[begin Supplied records]
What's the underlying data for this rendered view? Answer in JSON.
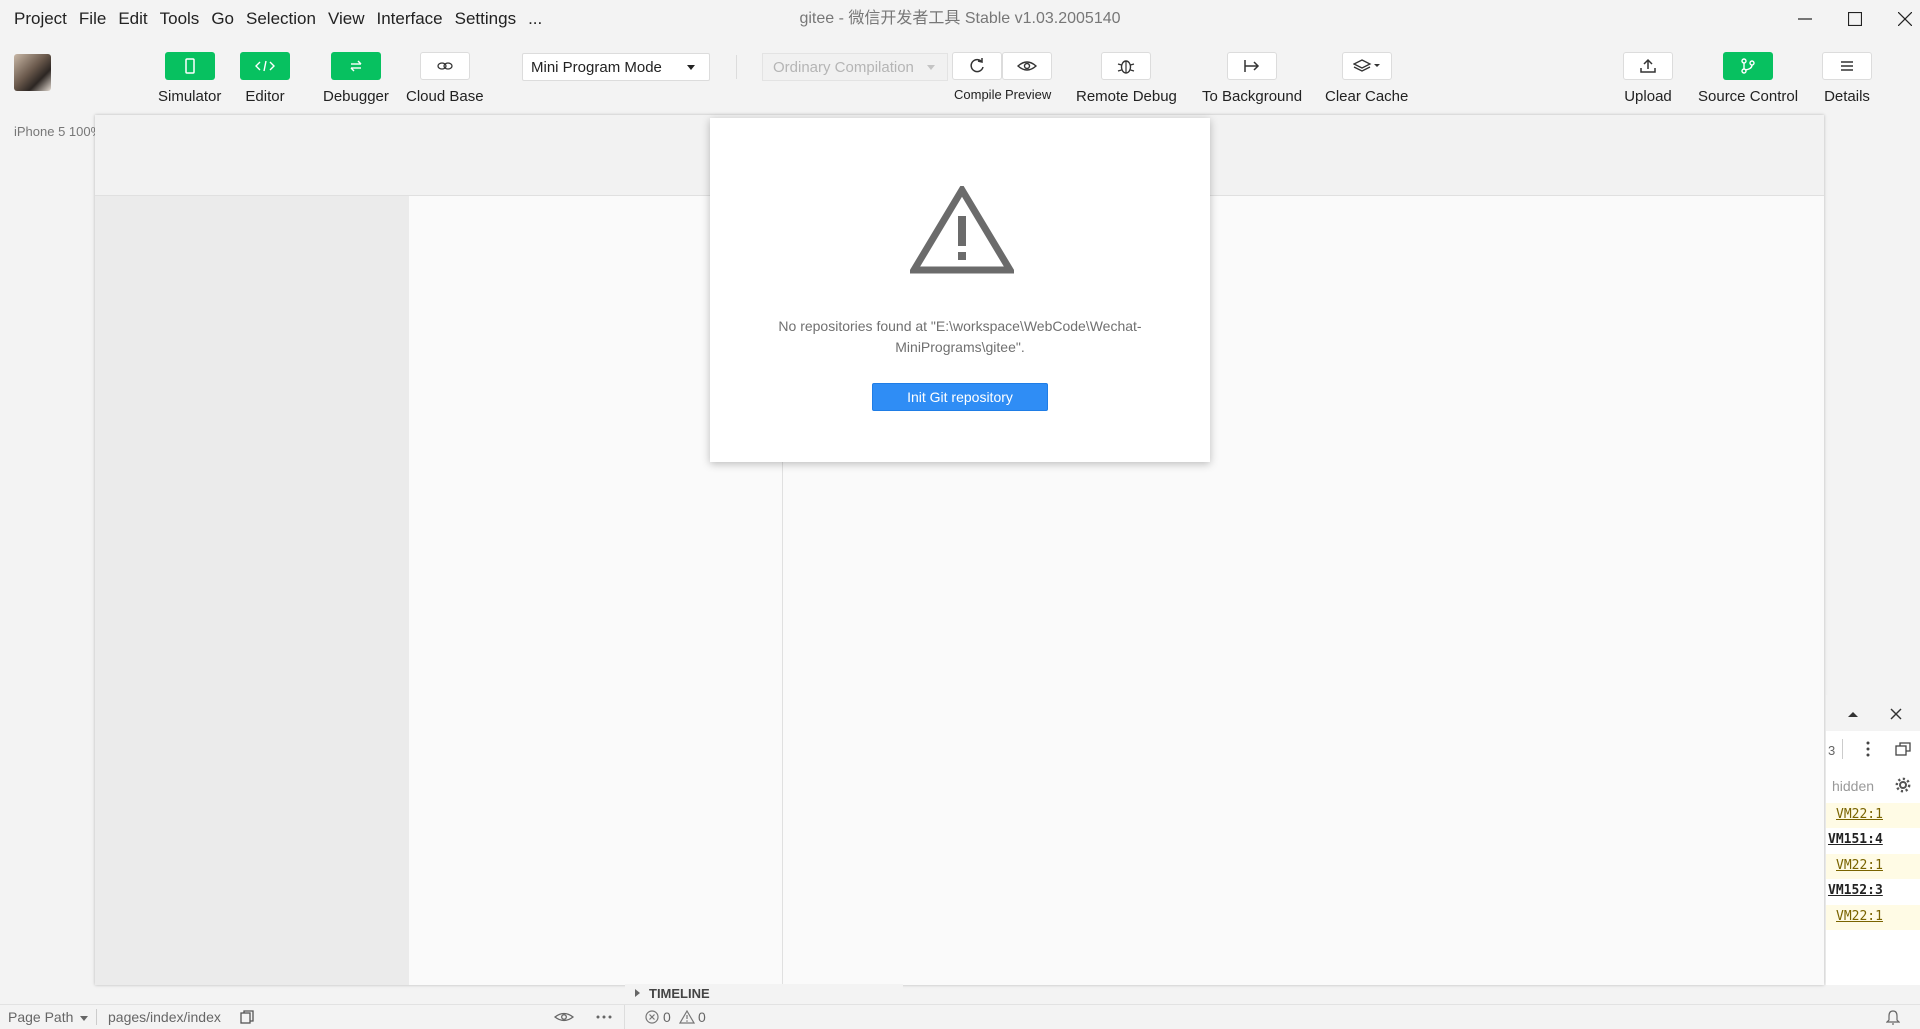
{
  "menu": [
    "Project",
    "File",
    "Edit",
    "Tools",
    "Go",
    "Selection",
    "View",
    "Interface",
    "Settings",
    "..."
  ],
  "window_title": "gitee - 微信开发者工具 Stable v1.03.2005140",
  "toolbar": {
    "simulator": "Simulator",
    "editor": "Editor",
    "debugger": "Debugger",
    "cloud_base": "Cloud Base",
    "mode": "Mini Program Mode",
    "compilation": "Ordinary Compilation",
    "compile": "Compile",
    "preview": "Preview",
    "remote_debug": "Remote Debug",
    "to_background": "To Background",
    "clear_cache": "Clear Cache",
    "upload": "Upload",
    "source_control": "Source Control",
    "details": "Details"
  },
  "simulator": {
    "device": "iPhone 5 100%"
  },
  "modal": {
    "message": "No repositories found at \"E:\\workspace\\WebCode\\Wechat-MiniPrograms\\gitee\".",
    "button": "Init Git repository"
  },
  "console": {
    "count": "3",
    "filter": "hidden",
    "rows": [
      {
        "text": "VM22:1",
        "type": "warn"
      },
      {
        "text": "VM151:4",
        "type": "plain"
      },
      {
        "text": "VM22:1",
        "type": "warn"
      },
      {
        "text": "VM152:3",
        "type": "plain"
      },
      {
        "text": "VM22:1",
        "type": "warn"
      }
    ]
  },
  "timeline": "TIMELINE",
  "statusbar": {
    "page_path_label": "Page Path",
    "page_path": "pages/index/index",
    "errors": "0",
    "warnings": "0"
  },
  "colors": {
    "accent_green": "#07c160",
    "primary_blue": "#2f8df5",
    "warn_bg": "#fffbe5"
  }
}
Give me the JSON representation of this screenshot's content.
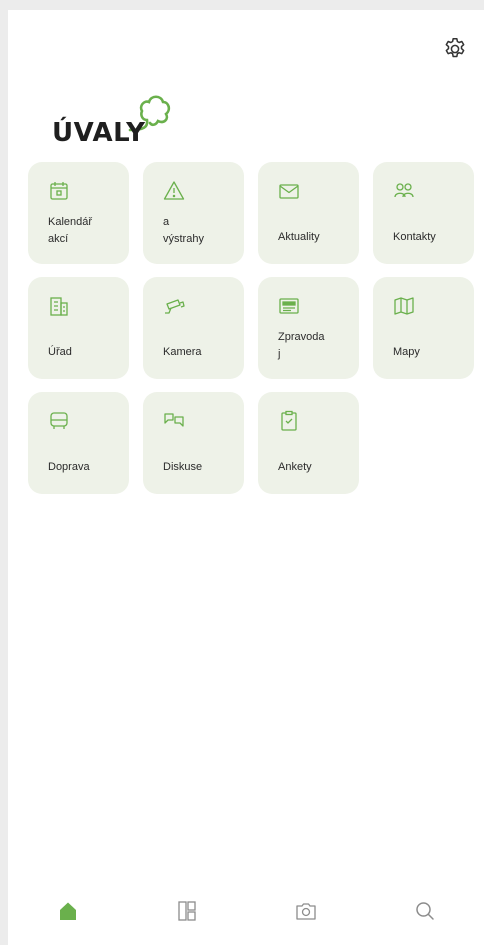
{
  "app": {
    "logo_text": "ÚVALY",
    "accent_color": "#6ab04c"
  },
  "tiles": [
    {
      "label": "Kalendář\nakcí",
      "icon": "calendar-icon"
    },
    {
      "label": "a\nvýstrahy",
      "icon": "warning-icon"
    },
    {
      "label": "Aktuality",
      "icon": "envelope-icon"
    },
    {
      "label": "Kontakty",
      "icon": "contacts-icon"
    },
    {
      "label": "Úřad",
      "icon": "building-icon"
    },
    {
      "label": "Kamera",
      "icon": "camera-icon"
    },
    {
      "label": "Zpravoda\nj",
      "icon": "newspaper-icon"
    },
    {
      "label": "Mapy",
      "icon": "map-icon"
    },
    {
      "label": "Doprava",
      "icon": "bus-icon"
    },
    {
      "label": "Diskuse",
      "icon": "discussion-icon"
    },
    {
      "label": "Ankety",
      "icon": "poll-icon"
    }
  ],
  "bottom_nav": [
    {
      "icon": "home-icon",
      "active": true
    },
    {
      "icon": "dashboard-icon",
      "active": false
    },
    {
      "icon": "camera-nav-icon",
      "active": false
    },
    {
      "icon": "search-icon",
      "active": false
    }
  ]
}
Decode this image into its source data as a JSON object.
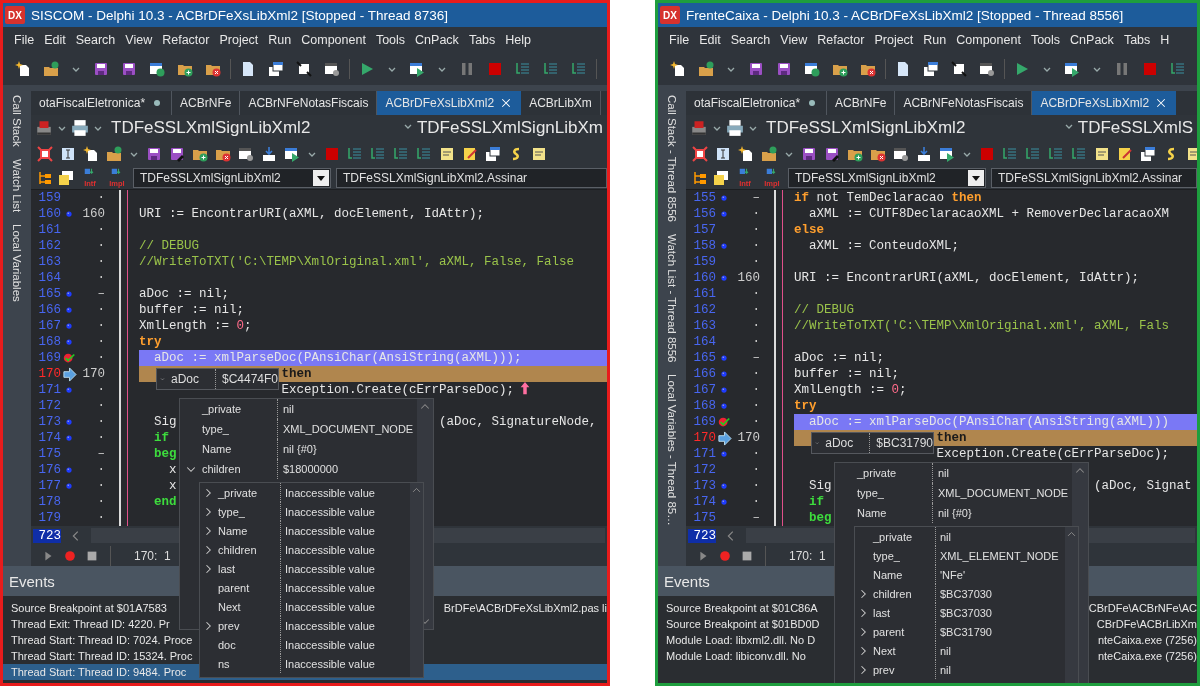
{
  "windows": [
    {
      "badge": "DX",
      "title": "SISCOM - Delphi 10.3 - ACBrDFeXsLibXml2 [Stopped - Thread 8736]",
      "menu": [
        "File",
        "Edit",
        "Search",
        "View",
        "Refactor",
        "Project",
        "Run",
        "Component",
        "Tools",
        "CnPack",
        "Tabs",
        "Help"
      ],
      "side_tabs": [
        "Call Stack",
        "Watch List",
        "Local Variables"
      ],
      "tabs": [
        {
          "label": "otaFiscalEletronica*",
          "modified": true,
          "selected": false
        },
        {
          "label": "ACBrNFe",
          "modified": false,
          "selected": false
        },
        {
          "label": "ACBrNFeNotasFiscais",
          "modified": false,
          "selected": false
        },
        {
          "label": "ACBrDFeXsLibXml2",
          "modified": false,
          "selected": true
        },
        {
          "label": "ACBrLibXm",
          "modified": false,
          "selected": false
        }
      ],
      "unit_class": "TDFeSSLXmlSignLibXml2",
      "unit_class_right": "TDFeSSLXmlSignLibXm",
      "nav_labels": [
        "Intf",
        "Impl"
      ],
      "class_combo": "TDFeSSLXmlSignLibXml2",
      "method_combo": "TDFeSSLXmlSignLibXml2.Assinar",
      "lines": [
        {
          "num": "159",
          "dot": false,
          "mark": "·",
          "breakpoint": false,
          "execution_point": false
        },
        {
          "num": "160",
          "dot": true,
          "mark": "160",
          "breakpoint": false,
          "execution_point": false,
          "code": [
            {
              "kind": "plain",
              "text": "URI := EncontrarURI(aXML, docElement, IdAttr);"
            }
          ]
        },
        {
          "num": "161",
          "dot": false,
          "mark": "·",
          "breakpoint": false,
          "execution_point": false
        },
        {
          "num": "162",
          "dot": false,
          "mark": "·",
          "breakpoint": false,
          "execution_point": false,
          "code": [
            {
              "kind": "comment",
              "text": "// DEBUG"
            }
          ]
        },
        {
          "num": "163",
          "dot": false,
          "mark": "·",
          "breakpoint": false,
          "execution_point": false,
          "code": [
            {
              "kind": "comment",
              "text": "//WriteToTXT('C:\\TEMP\\XmlOriginal.xml', aXML, False, False"
            }
          ]
        },
        {
          "num": "164",
          "dot": false,
          "mark": "·",
          "breakpoint": false,
          "execution_point": false
        },
        {
          "num": "165",
          "dot": true,
          "mark": "–",
          "breakpoint": false,
          "execution_point": false,
          "code": [
            {
              "kind": "plain",
              "text": "aDoc := nil;"
            }
          ]
        },
        {
          "num": "166",
          "dot": true,
          "mark": "·",
          "breakpoint": false,
          "execution_point": false,
          "code": [
            {
              "kind": "plain",
              "text": "buffer := nil;"
            }
          ]
        },
        {
          "num": "167",
          "dot": true,
          "mark": "·",
          "breakpoint": false,
          "execution_point": false,
          "code": [
            {
              "kind": "plain",
              "text": "XmlLength := "
            },
            {
              "kind": "num",
              "text": "0"
            },
            {
              "kind": "plain",
              "text": ";"
            }
          ]
        },
        {
          "num": "168",
          "dot": true,
          "mark": "·",
          "breakpoint": false,
          "execution_point": false,
          "code": [
            {
              "kind": "kw",
              "text": "try"
            }
          ]
        },
        {
          "num": "169",
          "dot": false,
          "mark": "·",
          "breakpoint": true,
          "execution_point": false,
          "code": [
            {
              "kind": "plain",
              "text": "  aDoc := xmlParseDoc(PAnsiChar(AnsiString(aXML)));"
            }
          ]
        },
        {
          "num": "170",
          "dot": false,
          "mark": "170",
          "breakpoint": false,
          "execution_point": true,
          "code": [
            {
              "kind": "kw",
              "text": "                   then"
            }
          ]
        },
        {
          "num": "171",
          "dot": true,
          "mark": "·",
          "breakpoint": false,
          "execution_point": false,
          "jump_mark": true,
          "code": [
            {
              "kind": "plain",
              "text": "                   Exception.Create(cErrParseDoc);"
            }
          ]
        },
        {
          "num": "172",
          "dot": false,
          "mark": "·",
          "breakpoint": false,
          "execution_point": false
        },
        {
          "num": "173",
          "dot": true,
          "mark": "·",
          "breakpoint": false,
          "execution_point": false,
          "code": [
            {
              "kind": "plain",
              "text": "  Sig"
            }
          ],
          "code_right": [
            {
              "kind": "plain",
              "text": "                                   (aDoc, SignatureNode,"
            }
          ]
        },
        {
          "num": "174",
          "dot": true,
          "mark": "·",
          "breakpoint": false,
          "execution_point": false,
          "code": [
            {
              "kind": "kw2",
              "text": "  if"
            }
          ]
        },
        {
          "num": "175",
          "dot": false,
          "mark": "–",
          "breakpoint": false,
          "execution_point": false,
          "code": [
            {
              "kind": "kw2",
              "text": "  beg"
            }
          ]
        },
        {
          "num": "176",
          "dot": true,
          "mark": "·",
          "breakpoint": false,
          "execution_point": false,
          "code": [
            {
              "kind": "plain",
              "text": "    x"
            }
          ]
        },
        {
          "num": "177",
          "dot": true,
          "mark": "·",
          "breakpoint": false,
          "execution_point": false,
          "code": [
            {
              "kind": "plain",
              "text": "    x"
            }
          ]
        },
        {
          "num": "178",
          "dot": false,
          "mark": "·",
          "breakpoint": false,
          "execution_point": false,
          "code": [
            {
              "kind": "kw2",
              "text": "  end"
            }
          ]
        },
        {
          "num": "179",
          "dot": false,
          "mark": "·",
          "breakpoint": false,
          "execution_point": false
        }
      ],
      "line_count": "723",
      "position": "170:  1",
      "watch": {
        "name": "aDoc",
        "value": "$C4474F0",
        "expanded": true,
        "fields": [
          {
            "name": "_private",
            "value": "nil",
            "expandable": false
          },
          {
            "name": "type_",
            "value": "XML_DOCUMENT_NODE",
            "expandable": false
          },
          {
            "name": "Name",
            "value": "nil {#0}",
            "expandable": false
          },
          {
            "name": "children",
            "value": "$18000000",
            "expandable": true,
            "expanded": true
          }
        ],
        "child_fields": [
          {
            "name": "_private",
            "value": "Inaccessible value",
            "expandable": true,
            "expanded": false
          },
          {
            "name": "type_",
            "value": "Inaccessible value",
            "expandable": true,
            "expanded": false
          },
          {
            "name": "Name",
            "value": "Inaccessible value",
            "expandable": true,
            "expanded": false
          },
          {
            "name": "children",
            "value": "Inaccessible value",
            "expandable": true,
            "expanded": false
          },
          {
            "name": "last",
            "value": "Inaccessible value",
            "expandable": true,
            "expanded": false
          },
          {
            "name": "parent",
            "value": "Inaccessible value",
            "expandable": false
          },
          {
            "name": "Next",
            "value": "Inaccessible value",
            "expandable": false
          },
          {
            "name": "prev",
            "value": "Inaccessible value",
            "expandable": true,
            "expanded": false
          },
          {
            "name": "doc",
            "value": "Inaccessible value",
            "expandable": false
          },
          {
            "name": "ns",
            "value": "Inaccessible value",
            "expandable": false
          }
        ]
      },
      "events_title": "Events",
      "events": [
        {
          "text": "Source Breakpoint at $01A7583",
          "text_right": "BrDFe\\ACBrDFeXsLibXml2.pas li",
          "selected": false
        },
        {
          "text": "Thread Exit: Thread ID: 4220. Pr",
          "selected": false
        },
        {
          "text": "Thread Start: Thread ID: 7024. Proce",
          "selected": false
        },
        {
          "text": "Thread Start: Thread ID: 15324. Proc",
          "selected": false
        },
        {
          "text": "Thread Start: Thread ID: 9484. Proc",
          "selected": true
        }
      ]
    },
    {
      "badge": "DX",
      "title": "FrenteCaixa - Delphi 10.3 - ACBrDFeXsLibXml2 [Stopped - Thread 8556]",
      "menu": [
        "File",
        "Edit",
        "Search",
        "View",
        "Refactor",
        "Project",
        "Run",
        "Component",
        "Tools",
        "CnPack",
        "Tabs",
        "H"
      ],
      "side_tabs": [
        "Call Stack - Thread 8556",
        "Watch List - Thread 8556",
        "Local Variables - Thread 85…"
      ],
      "tabs": [
        {
          "label": "otaFiscalEletronica*",
          "modified": true,
          "selected": false
        },
        {
          "label": "ACBrNFe",
          "modified": false,
          "selected": false
        },
        {
          "label": "ACBrNFeNotasFiscais",
          "modified": false,
          "selected": false
        },
        {
          "label": "ACBrDFeXsLibXml2",
          "modified": false,
          "selected": true
        }
      ],
      "unit_class": "TDFeSSLXmlSignLibXml2",
      "unit_class_right": "TDFeSSLXmlS",
      "nav_labels": [
        "Intf",
        "Impl"
      ],
      "class_combo": "TDFeSSLXmlSignLibXml2",
      "method_combo": "TDFeSSLXmlSignLibXml2.Assinar",
      "lines": [
        {
          "num": "155",
          "dot": true,
          "mark": "–",
          "breakpoint": false,
          "execution_point": false,
          "code": [
            {
              "kind": "kw",
              "text": "if"
            },
            {
              "kind": "plain",
              "text": " not TemDeclaracao "
            },
            {
              "kind": "kw",
              "text": "then"
            }
          ]
        },
        {
          "num": "156",
          "dot": true,
          "mark": "·",
          "breakpoint": false,
          "execution_point": false,
          "code": [
            {
              "kind": "plain",
              "text": "  aXML := CUTF8DeclaracaoXML + RemoverDeclaracaoXM"
            }
          ]
        },
        {
          "num": "157",
          "dot": false,
          "mark": "·",
          "breakpoint": false,
          "execution_point": false,
          "code": [
            {
              "kind": "kw",
              "text": "else"
            }
          ]
        },
        {
          "num": "158",
          "dot": true,
          "mark": "·",
          "breakpoint": false,
          "execution_point": false,
          "code": [
            {
              "kind": "plain",
              "text": "  aXML := ConteudoXML;"
            }
          ]
        },
        {
          "num": "159",
          "dot": false,
          "mark": "·",
          "breakpoint": false,
          "execution_point": false
        },
        {
          "num": "160",
          "dot": true,
          "mark": "160",
          "breakpoint": false,
          "execution_point": false,
          "code": [
            {
              "kind": "plain",
              "text": "URI := EncontrarURI(aXML, docElement, IdAttr);"
            }
          ]
        },
        {
          "num": "161",
          "dot": false,
          "mark": "·",
          "breakpoint": false,
          "execution_point": false
        },
        {
          "num": "162",
          "dot": false,
          "mark": "·",
          "breakpoint": false,
          "execution_point": false,
          "code": [
            {
              "kind": "comment",
              "text": "// DEBUG"
            }
          ]
        },
        {
          "num": "163",
          "dot": false,
          "mark": "·",
          "breakpoint": false,
          "execution_point": false,
          "code": [
            {
              "kind": "comment",
              "text": "//WriteToTXT('C:\\TEMP\\XmlOriginal.xml', aXML, Fals"
            }
          ]
        },
        {
          "num": "164",
          "dot": false,
          "mark": "·",
          "breakpoint": false,
          "execution_point": false
        },
        {
          "num": "165",
          "dot": true,
          "mark": "–",
          "breakpoint": false,
          "execution_point": false,
          "code": [
            {
              "kind": "plain",
              "text": "aDoc := nil;"
            }
          ]
        },
        {
          "num": "166",
          "dot": true,
          "mark": "·",
          "breakpoint": false,
          "execution_point": false,
          "code": [
            {
              "kind": "plain",
              "text": "buffer := nil;"
            }
          ]
        },
        {
          "num": "167",
          "dot": true,
          "mark": "·",
          "breakpoint": false,
          "execution_point": false,
          "code": [
            {
              "kind": "plain",
              "text": "XmlLength := "
            },
            {
              "kind": "num",
              "text": "0"
            },
            {
              "kind": "plain",
              "text": ";"
            }
          ]
        },
        {
          "num": "168",
          "dot": true,
          "mark": "·",
          "breakpoint": false,
          "execution_point": false,
          "code": [
            {
              "kind": "kw",
              "text": "try"
            }
          ]
        },
        {
          "num": "169",
          "dot": false,
          "mark": "·",
          "breakpoint": true,
          "execution_point": false,
          "code": [
            {
              "kind": "plain",
              "text": "  aDoc := xmlParseDoc(PAnsiChar(AnsiString(aXML)))"
            }
          ]
        },
        {
          "num": "170",
          "dot": false,
          "mark": "170",
          "breakpoint": false,
          "execution_point": true,
          "code": [
            {
              "kind": "kw",
              "text": "                   then"
            }
          ]
        },
        {
          "num": "171",
          "dot": true,
          "mark": "·",
          "breakpoint": false,
          "execution_point": false,
          "code": [
            {
              "kind": "plain",
              "text": "                   Exception.Create(cErrParseDoc);"
            }
          ]
        },
        {
          "num": "172",
          "dot": false,
          "mark": "·",
          "breakpoint": false,
          "execution_point": false
        },
        {
          "num": "173",
          "dot": true,
          "mark": "·",
          "breakpoint": false,
          "execution_point": false,
          "code": [
            {
              "kind": "plain",
              "text": "  Sig"
            }
          ],
          "code_right": [
            {
              "kind": "plain",
              "text": "                                   (aDoc, Signat"
            }
          ]
        },
        {
          "num": "174",
          "dot": true,
          "mark": "·",
          "breakpoint": false,
          "execution_point": false,
          "code": [
            {
              "kind": "kw2",
              "text": "  if"
            }
          ]
        },
        {
          "num": "175",
          "dot": false,
          "mark": "–",
          "breakpoint": false,
          "execution_point": false,
          "code": [
            {
              "kind": "kw2",
              "text": "  beg"
            }
          ]
        }
      ],
      "line_count": "723",
      "position": "170:  1",
      "watch": {
        "name": "aDoc",
        "value": "$BC31790",
        "expanded": true,
        "fields": [
          {
            "name": "_private",
            "value": "nil",
            "expandable": false
          },
          {
            "name": "type_",
            "value": "XML_DOCUMENT_NODE",
            "expandable": false
          },
          {
            "name": "Name",
            "value": "nil {#0}",
            "expandable": false
          }
        ],
        "child_fields": [
          {
            "name": "_private",
            "value": "nil",
            "expandable": false
          },
          {
            "name": "type_",
            "value": "XML_ELEMENT_NODE",
            "expandable": false
          },
          {
            "name": "Name",
            "value": "'NFe'",
            "expandable": false
          },
          {
            "name": "children",
            "value": "$BC37030",
            "expandable": true,
            "expanded": false
          },
          {
            "name": "last",
            "value": "$BC37030",
            "expandable": true,
            "expanded": false
          },
          {
            "name": "parent",
            "value": "$BC31790",
            "expandable": true,
            "expanded": false
          },
          {
            "name": "Next",
            "value": "nil",
            "expandable": true,
            "expanded": false
          },
          {
            "name": "prev",
            "value": "nil",
            "expandable": true,
            "expanded": false
          }
        ]
      },
      "events_title": "Events",
      "events": [
        {
          "text": "Source Breakpoint at $01C86A",
          "text_right": "CBrDFe\\ACBrNFe\\AC",
          "selected": false
        },
        {
          "text": "Source Breakpoint at $01BD0D",
          "text_right": "CBrDFe\\ACBrLibXm",
          "selected": false
        },
        {
          "text": "Module Load: libxml2.dll. No D",
          "text_right": "nteCaixa.exe (7256)",
          "selected": false
        },
        {
          "text": "Module Load: libiconv.dll. No",
          "text_right": "nteCaixa.exe (7256)",
          "selected": false
        }
      ]
    }
  ]
}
[end Supplied records]
### Instructions to follow
For each line in the data above that contains the string "xmlParseDoc", extract the line.

### Result below
              "text": "  aDoc := xmlParseDoc(PAnsiChar(AnsiString(aXML)));"
              "text": "  aDoc := xmlParseDoc(PAnsiChar(AnsiString(aXML)))"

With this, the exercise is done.